--- Begin Listed entries ---
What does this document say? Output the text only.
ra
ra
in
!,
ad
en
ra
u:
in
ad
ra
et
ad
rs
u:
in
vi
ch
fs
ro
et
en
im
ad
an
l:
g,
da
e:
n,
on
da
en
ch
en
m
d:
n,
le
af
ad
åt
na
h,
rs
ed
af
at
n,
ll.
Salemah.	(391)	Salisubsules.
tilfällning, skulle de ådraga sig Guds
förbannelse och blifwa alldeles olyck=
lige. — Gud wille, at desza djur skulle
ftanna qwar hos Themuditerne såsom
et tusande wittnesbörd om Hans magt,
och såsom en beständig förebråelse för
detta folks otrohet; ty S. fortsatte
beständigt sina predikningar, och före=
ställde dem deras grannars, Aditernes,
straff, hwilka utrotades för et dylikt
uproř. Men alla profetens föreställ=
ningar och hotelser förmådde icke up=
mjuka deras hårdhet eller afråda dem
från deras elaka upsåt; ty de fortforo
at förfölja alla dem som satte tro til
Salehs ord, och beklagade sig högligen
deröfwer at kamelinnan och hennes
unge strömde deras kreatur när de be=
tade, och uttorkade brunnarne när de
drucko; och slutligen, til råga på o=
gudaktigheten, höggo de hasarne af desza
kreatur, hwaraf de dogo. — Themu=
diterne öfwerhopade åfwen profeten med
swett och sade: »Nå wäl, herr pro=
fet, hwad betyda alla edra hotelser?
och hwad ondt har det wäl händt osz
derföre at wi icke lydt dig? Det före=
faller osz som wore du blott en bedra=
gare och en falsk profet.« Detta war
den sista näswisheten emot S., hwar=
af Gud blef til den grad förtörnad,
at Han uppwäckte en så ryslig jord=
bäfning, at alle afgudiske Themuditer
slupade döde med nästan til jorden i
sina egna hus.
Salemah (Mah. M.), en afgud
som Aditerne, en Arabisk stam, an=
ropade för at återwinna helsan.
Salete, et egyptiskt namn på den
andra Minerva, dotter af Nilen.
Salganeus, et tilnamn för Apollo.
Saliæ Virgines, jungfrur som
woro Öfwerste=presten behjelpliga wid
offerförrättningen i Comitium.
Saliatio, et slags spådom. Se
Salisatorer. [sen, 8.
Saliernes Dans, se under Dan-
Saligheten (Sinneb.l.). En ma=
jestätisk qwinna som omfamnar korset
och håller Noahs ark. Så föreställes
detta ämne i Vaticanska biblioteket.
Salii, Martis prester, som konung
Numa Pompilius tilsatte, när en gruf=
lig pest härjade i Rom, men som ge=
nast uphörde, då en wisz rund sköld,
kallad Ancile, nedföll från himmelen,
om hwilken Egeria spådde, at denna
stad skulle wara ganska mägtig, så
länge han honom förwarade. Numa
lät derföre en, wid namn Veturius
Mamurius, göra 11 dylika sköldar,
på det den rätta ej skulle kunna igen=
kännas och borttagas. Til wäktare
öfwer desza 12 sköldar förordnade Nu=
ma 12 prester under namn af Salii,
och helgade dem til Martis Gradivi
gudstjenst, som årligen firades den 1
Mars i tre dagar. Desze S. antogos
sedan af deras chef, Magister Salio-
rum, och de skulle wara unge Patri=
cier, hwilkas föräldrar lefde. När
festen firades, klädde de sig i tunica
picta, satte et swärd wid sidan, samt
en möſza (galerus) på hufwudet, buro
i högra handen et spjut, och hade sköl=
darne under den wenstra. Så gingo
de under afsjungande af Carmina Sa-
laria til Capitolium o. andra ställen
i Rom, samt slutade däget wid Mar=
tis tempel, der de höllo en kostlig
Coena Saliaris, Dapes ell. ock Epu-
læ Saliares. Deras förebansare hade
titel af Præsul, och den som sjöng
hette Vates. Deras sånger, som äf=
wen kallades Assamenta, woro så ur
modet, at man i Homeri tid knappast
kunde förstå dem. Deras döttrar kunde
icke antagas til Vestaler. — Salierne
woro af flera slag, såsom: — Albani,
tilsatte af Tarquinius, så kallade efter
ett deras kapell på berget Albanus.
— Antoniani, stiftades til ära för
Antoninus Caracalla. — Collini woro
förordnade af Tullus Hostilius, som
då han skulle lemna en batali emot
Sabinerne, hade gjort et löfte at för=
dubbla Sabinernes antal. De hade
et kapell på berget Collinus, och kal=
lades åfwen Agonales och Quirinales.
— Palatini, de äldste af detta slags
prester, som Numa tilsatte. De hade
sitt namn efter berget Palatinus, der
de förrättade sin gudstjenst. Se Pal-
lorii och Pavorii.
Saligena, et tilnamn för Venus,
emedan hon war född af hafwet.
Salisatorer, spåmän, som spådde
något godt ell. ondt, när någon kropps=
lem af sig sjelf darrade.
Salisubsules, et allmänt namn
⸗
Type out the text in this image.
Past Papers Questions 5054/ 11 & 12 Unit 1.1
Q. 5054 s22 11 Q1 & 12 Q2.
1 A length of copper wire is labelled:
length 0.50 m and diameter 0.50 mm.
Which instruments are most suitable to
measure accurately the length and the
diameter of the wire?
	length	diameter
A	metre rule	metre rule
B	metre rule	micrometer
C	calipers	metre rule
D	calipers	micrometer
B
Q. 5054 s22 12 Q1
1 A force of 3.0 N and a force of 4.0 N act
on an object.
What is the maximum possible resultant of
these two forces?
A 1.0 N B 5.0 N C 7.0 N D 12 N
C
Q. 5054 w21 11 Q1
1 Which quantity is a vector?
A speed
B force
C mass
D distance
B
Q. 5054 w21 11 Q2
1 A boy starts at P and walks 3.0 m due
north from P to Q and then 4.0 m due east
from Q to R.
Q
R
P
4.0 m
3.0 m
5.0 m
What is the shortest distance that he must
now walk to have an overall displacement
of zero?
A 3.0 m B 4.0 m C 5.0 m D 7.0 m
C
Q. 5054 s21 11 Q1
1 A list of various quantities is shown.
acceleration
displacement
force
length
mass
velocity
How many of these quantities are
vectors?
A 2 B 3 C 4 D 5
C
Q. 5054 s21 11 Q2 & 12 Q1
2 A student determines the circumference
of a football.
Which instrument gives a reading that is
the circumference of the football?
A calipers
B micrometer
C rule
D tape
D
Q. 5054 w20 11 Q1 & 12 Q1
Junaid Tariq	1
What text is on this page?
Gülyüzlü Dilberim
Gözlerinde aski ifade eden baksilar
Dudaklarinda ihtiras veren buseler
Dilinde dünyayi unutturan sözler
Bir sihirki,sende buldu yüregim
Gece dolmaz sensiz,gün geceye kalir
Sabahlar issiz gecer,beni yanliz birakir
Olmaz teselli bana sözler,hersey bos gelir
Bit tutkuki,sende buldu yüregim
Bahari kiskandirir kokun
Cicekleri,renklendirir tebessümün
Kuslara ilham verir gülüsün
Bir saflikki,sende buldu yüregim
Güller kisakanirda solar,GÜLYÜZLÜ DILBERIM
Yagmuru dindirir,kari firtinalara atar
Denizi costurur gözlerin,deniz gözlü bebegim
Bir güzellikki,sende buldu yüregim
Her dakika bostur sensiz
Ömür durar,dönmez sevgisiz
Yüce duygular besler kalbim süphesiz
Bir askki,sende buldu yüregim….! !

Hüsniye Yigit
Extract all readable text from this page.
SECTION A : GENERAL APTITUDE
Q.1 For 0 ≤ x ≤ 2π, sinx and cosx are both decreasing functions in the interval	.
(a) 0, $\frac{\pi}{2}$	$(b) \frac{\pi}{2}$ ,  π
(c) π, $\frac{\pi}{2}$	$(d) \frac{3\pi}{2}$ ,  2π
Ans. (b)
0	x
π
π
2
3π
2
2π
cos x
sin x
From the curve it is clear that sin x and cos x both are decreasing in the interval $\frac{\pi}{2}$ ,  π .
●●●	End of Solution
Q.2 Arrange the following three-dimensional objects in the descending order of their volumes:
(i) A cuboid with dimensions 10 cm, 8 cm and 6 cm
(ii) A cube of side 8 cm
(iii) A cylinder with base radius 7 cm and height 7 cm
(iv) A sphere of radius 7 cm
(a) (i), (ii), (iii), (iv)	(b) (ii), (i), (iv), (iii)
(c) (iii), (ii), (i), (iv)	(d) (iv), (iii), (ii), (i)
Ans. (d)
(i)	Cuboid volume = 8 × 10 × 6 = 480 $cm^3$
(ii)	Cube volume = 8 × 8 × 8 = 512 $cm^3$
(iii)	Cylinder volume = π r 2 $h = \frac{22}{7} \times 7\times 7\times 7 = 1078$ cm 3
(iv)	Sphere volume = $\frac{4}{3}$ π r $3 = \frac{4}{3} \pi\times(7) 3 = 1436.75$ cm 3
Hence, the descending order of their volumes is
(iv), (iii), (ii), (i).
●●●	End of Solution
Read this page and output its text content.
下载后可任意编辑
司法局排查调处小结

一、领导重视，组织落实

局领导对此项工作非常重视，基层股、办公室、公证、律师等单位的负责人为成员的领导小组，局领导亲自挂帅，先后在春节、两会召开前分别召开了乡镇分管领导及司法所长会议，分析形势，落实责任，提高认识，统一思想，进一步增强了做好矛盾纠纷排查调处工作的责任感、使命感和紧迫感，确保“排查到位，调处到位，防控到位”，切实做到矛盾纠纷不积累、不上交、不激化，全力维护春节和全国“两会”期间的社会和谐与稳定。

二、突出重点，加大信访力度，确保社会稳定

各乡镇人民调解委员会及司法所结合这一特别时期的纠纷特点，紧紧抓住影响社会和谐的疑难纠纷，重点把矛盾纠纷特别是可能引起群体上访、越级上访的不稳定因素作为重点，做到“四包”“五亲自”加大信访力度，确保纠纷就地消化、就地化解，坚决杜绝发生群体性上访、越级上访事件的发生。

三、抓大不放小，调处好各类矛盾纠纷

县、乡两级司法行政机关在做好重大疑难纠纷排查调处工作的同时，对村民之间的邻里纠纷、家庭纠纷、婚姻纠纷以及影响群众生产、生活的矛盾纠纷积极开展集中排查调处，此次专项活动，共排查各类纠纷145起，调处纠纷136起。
--- End Listed entries ---
*Exercise objective*.
Using the listing above, work out how many of its lines include "sözler", and give only the result.

*The answer*.
2